Job:
Pick out each line containing the string "Villena".

Collection entries:
↓↓↓

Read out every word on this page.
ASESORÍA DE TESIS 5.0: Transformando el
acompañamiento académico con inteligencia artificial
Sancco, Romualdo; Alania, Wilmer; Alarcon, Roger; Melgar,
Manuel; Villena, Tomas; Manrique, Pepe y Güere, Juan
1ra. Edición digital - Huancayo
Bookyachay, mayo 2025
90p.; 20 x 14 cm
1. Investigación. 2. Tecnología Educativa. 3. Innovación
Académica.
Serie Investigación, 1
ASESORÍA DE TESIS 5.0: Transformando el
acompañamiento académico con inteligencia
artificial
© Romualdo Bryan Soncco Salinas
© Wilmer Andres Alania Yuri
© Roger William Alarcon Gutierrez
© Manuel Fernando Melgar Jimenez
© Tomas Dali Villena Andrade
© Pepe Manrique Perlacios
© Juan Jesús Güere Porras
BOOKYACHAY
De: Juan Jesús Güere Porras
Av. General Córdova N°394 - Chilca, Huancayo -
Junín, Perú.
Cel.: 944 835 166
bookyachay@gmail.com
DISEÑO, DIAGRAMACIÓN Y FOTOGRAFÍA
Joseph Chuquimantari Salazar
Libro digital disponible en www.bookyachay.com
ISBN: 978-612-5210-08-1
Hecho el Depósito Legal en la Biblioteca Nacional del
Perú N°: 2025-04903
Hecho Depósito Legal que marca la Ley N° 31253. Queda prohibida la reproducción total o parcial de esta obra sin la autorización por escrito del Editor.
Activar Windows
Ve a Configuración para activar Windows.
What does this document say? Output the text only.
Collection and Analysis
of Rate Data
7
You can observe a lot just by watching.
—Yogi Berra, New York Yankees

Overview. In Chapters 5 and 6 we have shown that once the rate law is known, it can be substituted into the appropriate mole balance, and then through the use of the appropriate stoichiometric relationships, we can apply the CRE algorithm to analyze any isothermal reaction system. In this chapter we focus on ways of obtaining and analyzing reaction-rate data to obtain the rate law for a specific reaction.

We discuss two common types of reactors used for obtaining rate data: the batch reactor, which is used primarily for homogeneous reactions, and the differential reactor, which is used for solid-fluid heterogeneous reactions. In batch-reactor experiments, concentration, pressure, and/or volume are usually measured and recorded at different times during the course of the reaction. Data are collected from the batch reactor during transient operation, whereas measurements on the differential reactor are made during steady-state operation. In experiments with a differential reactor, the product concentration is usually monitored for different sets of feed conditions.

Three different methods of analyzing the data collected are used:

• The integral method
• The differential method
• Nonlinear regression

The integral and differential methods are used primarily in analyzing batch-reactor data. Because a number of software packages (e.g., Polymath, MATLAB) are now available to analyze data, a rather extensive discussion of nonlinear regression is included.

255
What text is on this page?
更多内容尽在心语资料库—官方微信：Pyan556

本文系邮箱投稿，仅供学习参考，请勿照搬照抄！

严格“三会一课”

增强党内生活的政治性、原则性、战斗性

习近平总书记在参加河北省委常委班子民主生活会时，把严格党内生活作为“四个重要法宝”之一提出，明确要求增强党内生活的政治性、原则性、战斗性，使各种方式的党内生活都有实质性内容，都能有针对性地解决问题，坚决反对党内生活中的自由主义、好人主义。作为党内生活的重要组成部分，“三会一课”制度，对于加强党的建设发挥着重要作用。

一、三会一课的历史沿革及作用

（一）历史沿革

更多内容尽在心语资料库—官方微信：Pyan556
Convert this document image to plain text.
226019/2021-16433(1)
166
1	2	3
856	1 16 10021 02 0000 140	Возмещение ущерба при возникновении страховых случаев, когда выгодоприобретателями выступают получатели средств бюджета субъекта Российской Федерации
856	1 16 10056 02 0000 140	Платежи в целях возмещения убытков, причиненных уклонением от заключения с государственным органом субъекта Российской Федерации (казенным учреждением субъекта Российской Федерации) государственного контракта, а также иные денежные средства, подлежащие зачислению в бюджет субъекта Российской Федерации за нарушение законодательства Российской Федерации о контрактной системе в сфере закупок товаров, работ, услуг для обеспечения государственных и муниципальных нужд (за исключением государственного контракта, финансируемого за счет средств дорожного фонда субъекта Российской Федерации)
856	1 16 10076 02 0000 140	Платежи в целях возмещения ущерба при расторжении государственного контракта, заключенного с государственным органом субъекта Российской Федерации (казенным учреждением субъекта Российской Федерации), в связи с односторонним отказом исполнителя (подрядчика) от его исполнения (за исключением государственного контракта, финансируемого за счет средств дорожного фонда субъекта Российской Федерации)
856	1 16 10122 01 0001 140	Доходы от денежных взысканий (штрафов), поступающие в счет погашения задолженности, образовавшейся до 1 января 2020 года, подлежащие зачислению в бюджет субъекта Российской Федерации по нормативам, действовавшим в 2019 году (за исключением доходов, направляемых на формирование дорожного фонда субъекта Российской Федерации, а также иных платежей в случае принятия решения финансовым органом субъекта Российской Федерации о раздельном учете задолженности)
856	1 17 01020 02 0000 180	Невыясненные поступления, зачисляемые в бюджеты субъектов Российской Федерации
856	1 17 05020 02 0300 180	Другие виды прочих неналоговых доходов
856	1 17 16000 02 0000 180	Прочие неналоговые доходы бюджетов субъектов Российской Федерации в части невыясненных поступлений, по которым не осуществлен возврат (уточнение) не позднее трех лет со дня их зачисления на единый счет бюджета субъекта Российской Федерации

↑↑↑

Task answer:
Manuel; Villena, Tomas; Manrique, Pepe y Güere, Juan
© Tomas Dali Villena Andrade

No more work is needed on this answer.